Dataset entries
_ _ _ _ _

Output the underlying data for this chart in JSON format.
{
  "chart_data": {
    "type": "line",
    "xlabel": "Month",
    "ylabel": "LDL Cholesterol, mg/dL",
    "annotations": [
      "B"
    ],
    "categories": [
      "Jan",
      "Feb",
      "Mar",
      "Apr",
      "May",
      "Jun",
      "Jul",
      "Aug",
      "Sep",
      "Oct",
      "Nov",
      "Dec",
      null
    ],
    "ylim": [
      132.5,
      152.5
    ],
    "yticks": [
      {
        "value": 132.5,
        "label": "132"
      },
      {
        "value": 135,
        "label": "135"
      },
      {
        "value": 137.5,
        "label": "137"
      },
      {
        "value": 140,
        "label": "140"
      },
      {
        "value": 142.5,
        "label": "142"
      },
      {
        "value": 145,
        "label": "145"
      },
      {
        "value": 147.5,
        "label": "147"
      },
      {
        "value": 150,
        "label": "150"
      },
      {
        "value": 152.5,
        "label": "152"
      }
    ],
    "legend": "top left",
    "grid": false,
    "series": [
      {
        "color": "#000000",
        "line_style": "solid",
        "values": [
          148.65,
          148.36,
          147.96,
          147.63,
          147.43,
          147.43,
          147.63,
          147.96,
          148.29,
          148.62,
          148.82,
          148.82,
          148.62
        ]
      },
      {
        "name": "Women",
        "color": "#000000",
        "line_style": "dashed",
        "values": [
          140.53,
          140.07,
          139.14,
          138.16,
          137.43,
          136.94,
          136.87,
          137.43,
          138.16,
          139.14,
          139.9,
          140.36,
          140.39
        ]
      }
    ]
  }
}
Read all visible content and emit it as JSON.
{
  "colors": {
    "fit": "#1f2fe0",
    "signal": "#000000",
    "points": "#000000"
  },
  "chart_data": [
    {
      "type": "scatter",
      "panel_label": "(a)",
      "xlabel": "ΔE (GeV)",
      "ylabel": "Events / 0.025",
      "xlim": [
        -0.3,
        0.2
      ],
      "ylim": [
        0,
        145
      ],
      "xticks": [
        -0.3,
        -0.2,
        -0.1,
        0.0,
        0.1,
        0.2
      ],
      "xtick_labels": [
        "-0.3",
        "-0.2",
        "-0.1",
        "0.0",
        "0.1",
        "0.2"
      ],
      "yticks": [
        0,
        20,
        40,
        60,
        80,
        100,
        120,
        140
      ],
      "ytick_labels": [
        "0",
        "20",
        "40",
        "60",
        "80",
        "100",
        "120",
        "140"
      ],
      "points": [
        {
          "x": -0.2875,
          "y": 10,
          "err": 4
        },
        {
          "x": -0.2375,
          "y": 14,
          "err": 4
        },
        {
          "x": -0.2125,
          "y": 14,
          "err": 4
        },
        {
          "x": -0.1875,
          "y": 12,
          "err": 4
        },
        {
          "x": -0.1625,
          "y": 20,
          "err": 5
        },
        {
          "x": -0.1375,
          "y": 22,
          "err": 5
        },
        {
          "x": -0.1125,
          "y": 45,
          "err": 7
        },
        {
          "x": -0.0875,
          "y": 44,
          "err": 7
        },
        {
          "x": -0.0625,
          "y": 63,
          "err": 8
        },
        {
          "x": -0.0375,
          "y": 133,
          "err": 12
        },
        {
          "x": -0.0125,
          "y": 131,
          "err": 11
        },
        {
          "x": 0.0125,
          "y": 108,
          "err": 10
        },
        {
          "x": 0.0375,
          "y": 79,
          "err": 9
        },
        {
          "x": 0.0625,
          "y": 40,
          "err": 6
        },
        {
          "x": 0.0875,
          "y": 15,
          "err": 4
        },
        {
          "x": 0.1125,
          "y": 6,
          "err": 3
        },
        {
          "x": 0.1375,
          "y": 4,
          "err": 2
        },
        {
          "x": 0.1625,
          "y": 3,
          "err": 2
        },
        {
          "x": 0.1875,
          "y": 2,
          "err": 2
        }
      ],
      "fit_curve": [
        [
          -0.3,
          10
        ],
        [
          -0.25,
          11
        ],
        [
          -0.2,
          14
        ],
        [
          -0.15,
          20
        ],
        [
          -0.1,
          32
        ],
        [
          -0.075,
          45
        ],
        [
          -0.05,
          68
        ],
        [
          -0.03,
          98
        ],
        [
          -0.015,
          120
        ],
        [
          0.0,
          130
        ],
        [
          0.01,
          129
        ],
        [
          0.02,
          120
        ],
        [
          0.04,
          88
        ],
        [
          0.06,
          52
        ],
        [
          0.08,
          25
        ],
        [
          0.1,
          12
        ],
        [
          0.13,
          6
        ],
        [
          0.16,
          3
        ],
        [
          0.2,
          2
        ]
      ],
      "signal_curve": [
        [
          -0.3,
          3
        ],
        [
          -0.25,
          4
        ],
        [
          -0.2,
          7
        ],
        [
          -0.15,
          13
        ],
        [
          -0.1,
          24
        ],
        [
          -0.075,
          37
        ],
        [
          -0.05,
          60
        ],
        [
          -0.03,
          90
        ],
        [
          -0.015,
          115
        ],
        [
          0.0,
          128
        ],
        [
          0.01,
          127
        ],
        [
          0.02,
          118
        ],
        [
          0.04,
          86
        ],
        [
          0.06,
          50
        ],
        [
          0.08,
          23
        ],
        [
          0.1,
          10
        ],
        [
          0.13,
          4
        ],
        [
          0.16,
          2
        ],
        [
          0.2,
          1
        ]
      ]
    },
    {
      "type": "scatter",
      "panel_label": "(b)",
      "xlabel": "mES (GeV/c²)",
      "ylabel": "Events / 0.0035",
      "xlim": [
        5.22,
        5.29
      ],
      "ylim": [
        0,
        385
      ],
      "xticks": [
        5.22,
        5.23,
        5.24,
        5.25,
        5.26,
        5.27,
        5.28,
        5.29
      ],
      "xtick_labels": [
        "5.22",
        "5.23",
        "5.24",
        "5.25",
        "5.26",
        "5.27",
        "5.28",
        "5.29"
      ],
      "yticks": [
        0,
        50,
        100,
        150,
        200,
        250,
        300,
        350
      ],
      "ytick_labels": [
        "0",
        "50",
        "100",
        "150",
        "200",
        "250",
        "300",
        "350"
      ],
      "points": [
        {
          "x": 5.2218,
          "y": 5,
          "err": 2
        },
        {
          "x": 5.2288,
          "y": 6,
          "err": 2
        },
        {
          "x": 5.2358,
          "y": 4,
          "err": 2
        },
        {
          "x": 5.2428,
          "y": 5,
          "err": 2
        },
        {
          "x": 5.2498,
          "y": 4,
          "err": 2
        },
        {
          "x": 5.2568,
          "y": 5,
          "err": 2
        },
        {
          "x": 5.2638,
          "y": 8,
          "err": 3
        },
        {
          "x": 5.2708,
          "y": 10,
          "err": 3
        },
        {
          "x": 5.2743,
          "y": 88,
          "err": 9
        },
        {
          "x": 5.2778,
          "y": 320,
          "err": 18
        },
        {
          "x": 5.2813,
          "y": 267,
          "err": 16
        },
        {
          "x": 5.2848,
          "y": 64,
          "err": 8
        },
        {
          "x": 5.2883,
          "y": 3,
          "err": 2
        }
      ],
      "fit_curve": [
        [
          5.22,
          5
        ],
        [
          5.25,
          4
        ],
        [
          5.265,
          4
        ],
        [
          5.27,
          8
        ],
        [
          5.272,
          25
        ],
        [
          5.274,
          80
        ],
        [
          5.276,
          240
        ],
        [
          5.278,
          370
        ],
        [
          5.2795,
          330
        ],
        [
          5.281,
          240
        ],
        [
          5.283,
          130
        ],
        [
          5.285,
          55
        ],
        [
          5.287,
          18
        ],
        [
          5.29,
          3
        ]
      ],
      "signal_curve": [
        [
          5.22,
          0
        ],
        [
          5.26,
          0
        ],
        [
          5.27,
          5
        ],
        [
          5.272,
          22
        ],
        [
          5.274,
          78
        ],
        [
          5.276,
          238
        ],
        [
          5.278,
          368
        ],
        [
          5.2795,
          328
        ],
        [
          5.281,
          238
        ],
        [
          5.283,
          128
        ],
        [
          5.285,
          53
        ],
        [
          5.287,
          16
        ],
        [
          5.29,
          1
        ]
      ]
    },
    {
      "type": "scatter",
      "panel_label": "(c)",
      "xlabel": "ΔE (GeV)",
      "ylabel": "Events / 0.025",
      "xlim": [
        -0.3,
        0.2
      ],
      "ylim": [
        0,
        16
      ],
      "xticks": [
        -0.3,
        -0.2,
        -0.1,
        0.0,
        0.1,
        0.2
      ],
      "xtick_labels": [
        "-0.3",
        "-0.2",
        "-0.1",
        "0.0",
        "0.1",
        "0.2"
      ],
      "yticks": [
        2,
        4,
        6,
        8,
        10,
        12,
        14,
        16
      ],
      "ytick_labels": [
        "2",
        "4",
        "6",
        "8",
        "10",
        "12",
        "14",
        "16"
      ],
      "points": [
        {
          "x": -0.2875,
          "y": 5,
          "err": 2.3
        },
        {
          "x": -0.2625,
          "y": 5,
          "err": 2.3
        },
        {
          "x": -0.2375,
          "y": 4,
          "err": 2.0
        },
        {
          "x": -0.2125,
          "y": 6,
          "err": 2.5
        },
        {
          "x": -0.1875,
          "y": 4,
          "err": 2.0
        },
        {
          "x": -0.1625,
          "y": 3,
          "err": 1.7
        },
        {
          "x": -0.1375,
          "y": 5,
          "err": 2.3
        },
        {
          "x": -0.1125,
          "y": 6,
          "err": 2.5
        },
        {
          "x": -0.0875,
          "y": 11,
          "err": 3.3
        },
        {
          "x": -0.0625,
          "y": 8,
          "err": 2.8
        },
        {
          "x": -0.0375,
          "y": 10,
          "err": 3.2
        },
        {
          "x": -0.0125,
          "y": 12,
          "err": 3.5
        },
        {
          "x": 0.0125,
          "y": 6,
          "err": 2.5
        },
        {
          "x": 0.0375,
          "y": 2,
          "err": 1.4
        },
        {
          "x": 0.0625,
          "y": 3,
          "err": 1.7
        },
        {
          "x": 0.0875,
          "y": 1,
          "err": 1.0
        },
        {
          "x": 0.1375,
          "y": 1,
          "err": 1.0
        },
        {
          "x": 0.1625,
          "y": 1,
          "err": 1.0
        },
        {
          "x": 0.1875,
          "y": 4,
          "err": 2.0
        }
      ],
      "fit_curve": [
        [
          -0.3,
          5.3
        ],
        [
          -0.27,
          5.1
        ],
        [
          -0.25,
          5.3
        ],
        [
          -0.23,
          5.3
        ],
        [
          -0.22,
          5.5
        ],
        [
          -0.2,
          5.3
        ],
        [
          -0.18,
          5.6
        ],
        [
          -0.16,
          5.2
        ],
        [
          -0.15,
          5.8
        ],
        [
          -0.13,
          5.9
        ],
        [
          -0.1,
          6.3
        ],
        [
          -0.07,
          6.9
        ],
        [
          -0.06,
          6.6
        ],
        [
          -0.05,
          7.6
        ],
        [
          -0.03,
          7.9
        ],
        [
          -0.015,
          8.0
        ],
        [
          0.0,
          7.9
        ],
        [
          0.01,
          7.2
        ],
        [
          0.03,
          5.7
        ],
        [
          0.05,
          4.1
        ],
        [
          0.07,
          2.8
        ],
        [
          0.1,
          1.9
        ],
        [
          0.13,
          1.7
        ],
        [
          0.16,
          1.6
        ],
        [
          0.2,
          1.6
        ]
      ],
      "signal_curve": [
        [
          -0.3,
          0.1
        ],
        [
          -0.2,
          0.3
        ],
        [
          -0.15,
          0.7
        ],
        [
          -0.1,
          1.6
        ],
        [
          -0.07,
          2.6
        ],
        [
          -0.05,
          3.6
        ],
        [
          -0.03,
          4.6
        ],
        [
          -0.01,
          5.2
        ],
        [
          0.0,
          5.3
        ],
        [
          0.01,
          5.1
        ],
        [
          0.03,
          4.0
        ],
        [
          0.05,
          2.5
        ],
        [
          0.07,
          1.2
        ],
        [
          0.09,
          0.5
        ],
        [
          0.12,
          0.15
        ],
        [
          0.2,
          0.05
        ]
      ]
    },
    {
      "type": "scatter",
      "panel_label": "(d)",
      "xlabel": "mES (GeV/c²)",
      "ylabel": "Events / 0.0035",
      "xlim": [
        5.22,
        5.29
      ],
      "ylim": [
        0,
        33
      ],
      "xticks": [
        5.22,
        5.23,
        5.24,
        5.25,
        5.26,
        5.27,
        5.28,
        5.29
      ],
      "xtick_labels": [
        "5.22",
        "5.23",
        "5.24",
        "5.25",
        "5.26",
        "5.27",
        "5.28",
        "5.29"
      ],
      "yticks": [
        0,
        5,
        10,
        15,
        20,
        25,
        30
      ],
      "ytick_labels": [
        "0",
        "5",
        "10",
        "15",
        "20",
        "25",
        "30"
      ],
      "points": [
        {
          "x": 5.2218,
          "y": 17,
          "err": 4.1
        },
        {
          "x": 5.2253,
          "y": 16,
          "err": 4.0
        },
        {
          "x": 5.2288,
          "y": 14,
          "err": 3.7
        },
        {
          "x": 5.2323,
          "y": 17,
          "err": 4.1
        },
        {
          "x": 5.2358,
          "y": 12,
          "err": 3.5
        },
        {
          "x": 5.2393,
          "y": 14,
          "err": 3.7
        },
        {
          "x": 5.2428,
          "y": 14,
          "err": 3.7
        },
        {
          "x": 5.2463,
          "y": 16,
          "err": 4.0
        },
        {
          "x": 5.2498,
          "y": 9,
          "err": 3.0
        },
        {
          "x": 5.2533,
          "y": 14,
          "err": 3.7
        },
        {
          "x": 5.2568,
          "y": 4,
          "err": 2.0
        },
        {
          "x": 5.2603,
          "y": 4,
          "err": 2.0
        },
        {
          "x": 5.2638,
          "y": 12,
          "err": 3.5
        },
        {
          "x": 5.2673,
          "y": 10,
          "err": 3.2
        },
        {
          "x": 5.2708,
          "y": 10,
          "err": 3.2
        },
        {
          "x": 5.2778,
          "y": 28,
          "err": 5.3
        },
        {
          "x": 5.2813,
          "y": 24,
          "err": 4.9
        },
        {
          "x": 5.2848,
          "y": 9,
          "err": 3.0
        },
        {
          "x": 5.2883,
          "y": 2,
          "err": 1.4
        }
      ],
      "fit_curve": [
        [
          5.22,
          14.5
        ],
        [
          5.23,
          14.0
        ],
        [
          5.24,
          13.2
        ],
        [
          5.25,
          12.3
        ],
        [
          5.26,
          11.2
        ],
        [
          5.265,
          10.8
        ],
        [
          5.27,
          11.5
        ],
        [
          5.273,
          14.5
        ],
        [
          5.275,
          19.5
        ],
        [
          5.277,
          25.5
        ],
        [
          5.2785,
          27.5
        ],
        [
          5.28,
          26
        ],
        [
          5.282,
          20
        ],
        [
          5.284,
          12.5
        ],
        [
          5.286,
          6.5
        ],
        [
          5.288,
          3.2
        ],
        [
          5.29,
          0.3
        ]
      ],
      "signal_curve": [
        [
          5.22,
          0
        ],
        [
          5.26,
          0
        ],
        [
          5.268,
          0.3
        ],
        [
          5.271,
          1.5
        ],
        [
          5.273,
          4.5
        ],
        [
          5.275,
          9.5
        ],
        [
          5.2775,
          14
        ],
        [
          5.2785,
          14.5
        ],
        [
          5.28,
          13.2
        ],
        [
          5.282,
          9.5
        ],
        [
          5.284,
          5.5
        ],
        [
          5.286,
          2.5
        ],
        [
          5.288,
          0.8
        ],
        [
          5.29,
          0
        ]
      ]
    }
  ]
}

_ _ _ _ _

▶ WHAT THE TASK ASKS
Go through the data and count each line that has the word "JSON", then give the total alone.

▶ OUTPUT OF THE EXERCISE
2